■ Data listing:
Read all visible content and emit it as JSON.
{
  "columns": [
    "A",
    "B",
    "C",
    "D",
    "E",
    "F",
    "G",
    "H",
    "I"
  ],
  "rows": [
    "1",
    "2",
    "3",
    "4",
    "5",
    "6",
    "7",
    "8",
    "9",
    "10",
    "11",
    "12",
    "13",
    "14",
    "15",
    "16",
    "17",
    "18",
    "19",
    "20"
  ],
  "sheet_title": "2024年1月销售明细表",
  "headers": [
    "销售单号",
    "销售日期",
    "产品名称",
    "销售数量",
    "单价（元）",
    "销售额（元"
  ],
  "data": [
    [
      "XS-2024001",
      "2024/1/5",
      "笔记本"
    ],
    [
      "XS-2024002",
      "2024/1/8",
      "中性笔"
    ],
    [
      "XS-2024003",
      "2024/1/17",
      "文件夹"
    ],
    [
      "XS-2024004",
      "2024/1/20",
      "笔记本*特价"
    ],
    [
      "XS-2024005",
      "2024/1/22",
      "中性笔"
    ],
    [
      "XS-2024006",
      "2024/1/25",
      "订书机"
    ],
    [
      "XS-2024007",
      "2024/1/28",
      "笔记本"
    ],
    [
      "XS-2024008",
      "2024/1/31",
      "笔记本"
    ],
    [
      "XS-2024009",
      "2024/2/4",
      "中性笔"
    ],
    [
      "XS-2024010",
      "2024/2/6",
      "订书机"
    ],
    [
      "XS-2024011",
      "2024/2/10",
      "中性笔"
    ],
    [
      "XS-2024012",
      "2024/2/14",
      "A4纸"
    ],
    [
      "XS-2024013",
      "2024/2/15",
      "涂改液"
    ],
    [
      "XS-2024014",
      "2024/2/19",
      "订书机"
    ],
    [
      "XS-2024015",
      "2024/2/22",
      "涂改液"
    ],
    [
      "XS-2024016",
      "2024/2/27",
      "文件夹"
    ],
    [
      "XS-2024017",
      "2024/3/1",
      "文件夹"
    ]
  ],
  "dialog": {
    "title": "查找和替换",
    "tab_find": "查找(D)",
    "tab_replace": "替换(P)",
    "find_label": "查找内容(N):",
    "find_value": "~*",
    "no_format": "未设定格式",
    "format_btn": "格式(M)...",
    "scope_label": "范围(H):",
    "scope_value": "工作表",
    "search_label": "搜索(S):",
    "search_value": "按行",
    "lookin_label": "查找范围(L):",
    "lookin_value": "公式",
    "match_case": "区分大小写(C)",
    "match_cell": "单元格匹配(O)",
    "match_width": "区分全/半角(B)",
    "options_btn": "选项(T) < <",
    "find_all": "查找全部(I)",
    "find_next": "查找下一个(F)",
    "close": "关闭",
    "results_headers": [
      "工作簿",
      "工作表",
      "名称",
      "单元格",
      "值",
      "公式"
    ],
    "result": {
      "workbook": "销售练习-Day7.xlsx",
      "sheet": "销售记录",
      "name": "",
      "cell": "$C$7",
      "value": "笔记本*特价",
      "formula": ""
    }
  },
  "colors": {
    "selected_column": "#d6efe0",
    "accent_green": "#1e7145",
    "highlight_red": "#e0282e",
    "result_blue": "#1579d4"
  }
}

■ Aim of the exercise: Your task is to transcribe the material exactly.

■ Response to the exercise:
Read all visible content and emit it as JSON.
{
  "columns": [
    "A",
    "B",
    "C",
    "D",
    "E",
    "F",
    "G",
    "H",
    "I"
  ],
  "rows": [
    "1",
    "2",
    "3",
    "4",
    "5",
    "6",
    "7",
    "8",
    "9",
    "10",
    "11",
    "12",
    "13",
    "14",
    "15",
    "16",
    "17",
    "18",
    "19",
    "20"
  ],
  "sheet_title": "2024年1月销售明细表",
  "headers": [
    "销售单号",
    "销售日期",
    "产品名称",
    "销售数量",
    "单价（元）",
    "销售额（元"
  ],
  "data": [
    [
      "XS-2024001",
      "2024/1/5",
      "笔记本"
    ],
    [
      "XS-2024002",
      "2024/1/8",
      "中性笔"
    ],
    [
      "XS-2024003",
      "2024/1/17",
      "文件夹"
    ],
    [
      "XS-2024004",
      "2024/1/20",
      "笔记本*特价"
    ],
    [
      "XS-2024005",
      "2024/1/22",
      "中性笔"
    ],
    [
      "XS-2024006",
      "2024/1/25",
      "订书机"
    ],
    [
      "XS-2024007",
      "2024/1/28",
      "笔记本"
    ],
    [
      "XS-2024008",
      "2024/1/31",
      "笔记本"
    ],
    [
      "XS-2024009",
      "2024/2/4",
      "中性笔"
    ],
    [
      "XS-2024010",
      "2024/2/6",
      "订书机"
    ],
    [
      "XS-2024011",
      "2024/2/10",
      "中性笔"
    ],
    [
      "XS-2024012",
      "2024/2/14",
      "A4纸"
    ],
    [
      "XS-2024013",
      "2024/2/15",
      "涂改液"
    ],
    [
      "XS-2024014",
      "2024/2/19",
      "订书机"
    ],
    [
      "XS-2024015",
      "2024/2/22",
      "涂改液"
    ],
    [
      "XS-2024016",
      "2024/2/27",
      "文件夹"
    ],
    [
      "XS-2024017",
      "2024/3/1",
      "文件夹"
    ]
  ],
  "dialog": {
    "title": "查找和替换",
    "tab_find": "查找(D)",
    "tab_replace": "替换(P)",
    "find_label": "查找内容(N):",
    "find_value": "~*",
    "no_format": "未设定格式",
    "format_btn": "格式(M)...",
    "scope_label": "范围(H):",
    "scope_value": "工作表",
    "search_label": "搜索(S):",
    "search_value": "按行",
    "lookin_label": "查找范围(L):",
    "lookin_value": "公式",
    "match_case": "区分大小写(C)",
    "match_cell": "单元格匹配(O)",
    "match_width": "区分全/半角(B)",
    "options_btn": "选项(T) < <",
    "find_all": "查找全部(I)",
    "find_next": "查找下一个(F)",
    "close": "关闭",
    "results_headers": [
      "工作簿",
      "工作表",
      "名称",
      "单元格",
      "值",
      "公式"
    ],
    "result": {
      "workbook": "销售练习-Day7.xlsx",
      "sheet": "销售记录",
      "name": "",
      "cell": "$C$7",
      "value": "笔记本*特价",
      "formula": ""
    }
  },
  "colors": {
    "selected_column": "#d6efe0",
    "accent_green": "#1e7145",
    "highlight_red": "#e0282e",
    "result_blue": "#1579d4"
  }
}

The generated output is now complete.